_THE REQUEST_
All entries are to be quoted exactly; the images stay out of the copy.

──────────

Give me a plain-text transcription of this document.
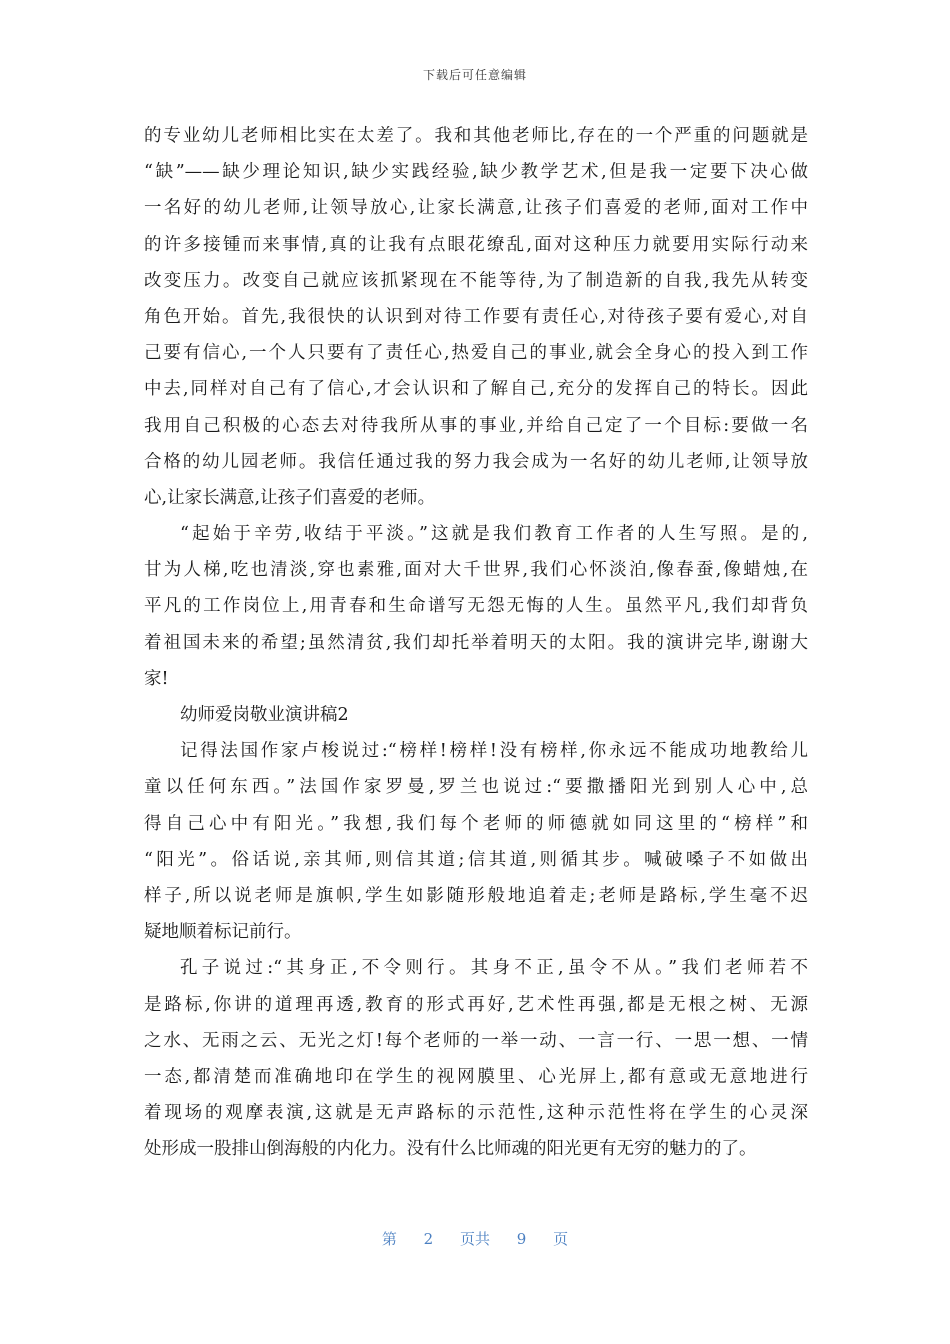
下载后可任意编辑
的专业幼儿老师相比实在太差了。我和其他老师比,存在的一个严重的问题就是
“缺”——缺少理论知识,缺少实践经验,缺少教学艺术,但是我一定要下决心做
一名好的幼儿老师,让领导放心,让家长满意,让孩子们喜爱的老师,面对工作中
的许多接锺而来事情,真的让我有点眼花缭乱,面对这种压力就要用实际行动来
改变压力。改变自己就应该抓紧现在不能等待,为了制造新的自我,我先从转变
角色开始。首先,我很快的认识到对待工作要有责任心,对待孩子要有爱心,对自
己要有信心,一个人只要有了责任心,热爱自己的事业,就会全身心的投入到工作
中去,同样对自己有了信心,才会认识和了解自己,充分的发挥自己的特长。因此
我用自己积极的心态去对待我所从事的事业,并给自己定了一个目标:要做一名
合格的幼儿园老师。我信任通过我的努力我会成为一名好的幼儿老师,让领导放
心,让家长满意,让孩子们喜爱的老师。
“起始于辛劳,收结于平淡。”这就是我们教育工作者的人生写照。是的,
甘为人梯,吃也清淡,穿也素雅,面对大千世界,我们心怀淡泊,像春蚕,像蜡烛,在
平凡的工作岗位上,用青春和生命谱写无怨无悔的人生。虽然平凡,我们却背负
着祖国未来的希望;虽然清贫,我们却托举着明天的太阳。我的演讲完毕,谢谢大
家!
幼师爱岗敬业演讲稿2
记得法国作家卢梭说过:“榜样!榜样!没有榜样,你永远不能成功地教给儿
童以任何东西。”法国作家罗曼,罗兰也说过:“要撒播阳光到别人心中,总
得自己心中有阳光。”我想,我们每个老师的师德就如同这里的“榜样”和
“阳光”。俗话说,亲其师,则信其道;信其道,则循其步。喊破嗓子不如做出
样子,所以说老师是旗帜,学生如影随形般地追着走;老师是路标,学生毫不迟
疑地顺着标记前行。
孔子说过:“其身正,不令则行。其身不正,虽令不从。”我们老师若不
是路标,你讲的道理再透,教育的形式再好,艺术性再强,都是无根之树、无源
之水、无雨之云、无光之灯!每个老师的一举一动、一言一行、一思一想、一情
一态,都清楚而准确地印在学生的视网膜里、心光屏上,都有意或无意地进行
着现场的观摩表演,这就是无声路标的示范性,这种示范性将在学生的心灵深
处形成一股排山倒海般的内化力。没有什么比师魂的阳光更有无穷的魅力的了。
第 2 页共 9 页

──────────

_WRITTEN RESPONSE_
Give me a plain-text transcription of this document.
下载后可任意编辑
的专业幼儿老师相比实在太差了。我和其他老师比,存在的一个严重的问题就是
“缺”——缺少理论知识,缺少实践经验,缺少教学艺术,但是我一定要下决心做
一名好的幼儿老师,让领导放心,让家长满意,让孩子们喜爱的老师,面对工作中
的许多接锺而来事情,真的让我有点眼花缭乱,面对这种压力就要用实际行动来
改变压力。改变自己就应该抓紧现在不能等待,为了制造新的自我,我先从转变
角色开始。首先,我很快的认识到对待工作要有责任心,对待孩子要有爱心,对自
己要有信心,一个人只要有了责任心,热爱自己的事业,就会全身心的投入到工作
中去,同样对自己有了信心,才会认识和了解自己,充分的发挥自己的特长。因此
我用自己积极的心态去对待我所从事的事业,并给自己定了一个目标:要做一名
合格的幼儿园老师。我信任通过我的努力我会成为一名好的幼儿老师,让领导放
心,让家长满意,让孩子们喜爱的老师。
“起始于辛劳,收结于平淡。”这就是我们教育工作者的人生写照。是的,
甘为人梯,吃也清淡,穿也素雅,面对大千世界,我们心怀淡泊,像春蚕,像蜡烛,在
平凡的工作岗位上,用青春和生命谱写无怨无悔的人生。虽然平凡,我们却背负
着祖国未来的希望;虽然清贫,我们却托举着明天的太阳。我的演讲完毕,谢谢大
家!
幼师爱岗敬业演讲稿2
记得法国作家卢梭说过:“榜样!榜样!没有榜样,你永远不能成功地教给儿
童以任何东西。”法国作家罗曼,罗兰也说过:“要撒播阳光到别人心中,总
得自己心中有阳光。”我想,我们每个老师的师德就如同这里的“榜样”和
“阳光”。俗话说,亲其师,则信其道;信其道,则循其步。喊破嗓子不如做出
样子,所以说老师是旗帜,学生如影随形般地追着走;老师是路标,学生毫不迟
疑地顺着标记前行。
孔子说过:“其身正,不令则行。其身不正,虽令不从。”我们老师若不
是路标,你讲的道理再透,教育的形式再好,艺术性再强,都是无根之树、无源
之水、无雨之云、无光之灯!每个老师的一举一动、一言一行、一思一想、一情
一态,都清楚而准确地印在学生的视网膜里、心光屏上,都有意或无意地进行
着现场的观摩表演,这就是无声路标的示范性,这种示范性将在学生的心灵深
处形成一股排山倒海般的内化力。没有什么比师魂的阳光更有无穷的魅力的了。
第 2 页共 9 页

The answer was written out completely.